TASK INSTRUCTIONS =
Pick out the lines in the listing below that contain the word "JSON" and copy them.

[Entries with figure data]
===============

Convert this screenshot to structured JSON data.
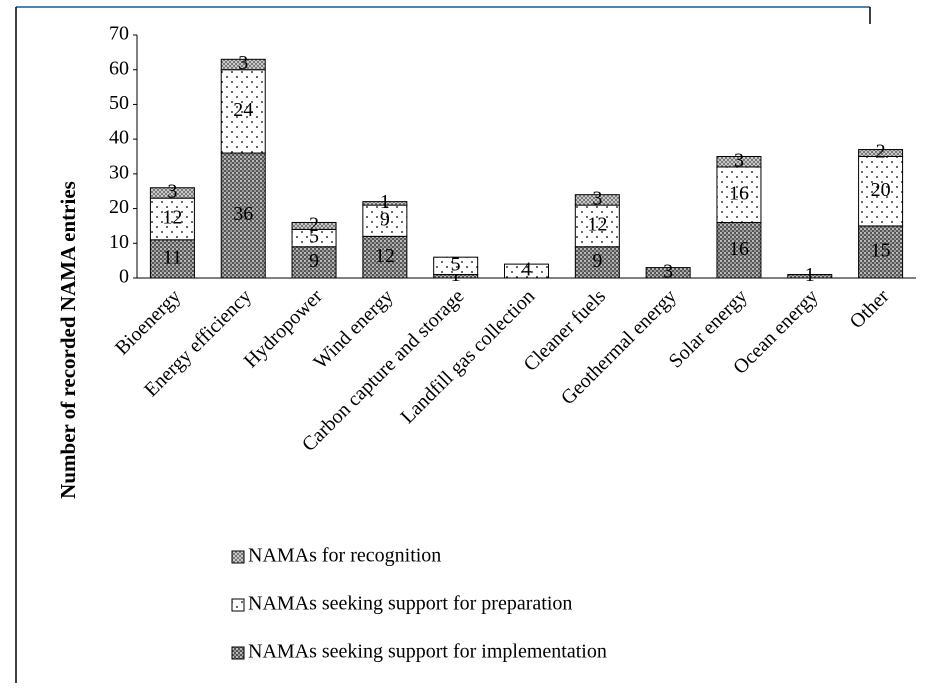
{
  "chart_data": {
    "type": "stacked_bar",
    "ylabel": "Number of recorded NAMA entries",
    "categories": [
      "Bioenergy",
      "Energy efficiency",
      "Hydropower",
      "Wind energy",
      "Carbon capture and storage",
      "Landfill gas collection",
      "Cleaner fuels",
      "Geothermal energy",
      "Solar energy",
      "Ocean energy",
      "Other"
    ],
    "series": [
      {
        "name": "NAMAs seeking support for implementation",
        "values": [
          11,
          36,
          9,
          12,
          1,
          null,
          9,
          3,
          16,
          1,
          15
        ]
      },
      {
        "name": "NAMAs seeking support for preparation",
        "values": [
          12,
          24,
          5,
          9,
          5,
          4,
          12,
          null,
          16,
          null,
          20
        ]
      },
      {
        "name": "NAMAs for recognition",
        "values": [
          3,
          3,
          2,
          1,
          null,
          null,
          3,
          null,
          3,
          null,
          2
        ]
      }
    ],
    "ylim": [
      0,
      70
    ],
    "yticks": [
      0,
      10,
      20,
      30,
      40,
      50,
      60,
      70
    ]
  }
}
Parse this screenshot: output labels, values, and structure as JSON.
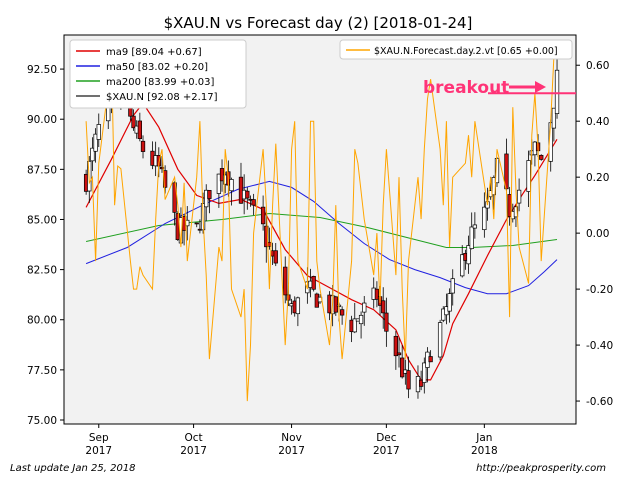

===============

THE RESULT =
Convert this screenshot to structured JSON data.
Parse this screenshot: output labels, values, and structure as JSON.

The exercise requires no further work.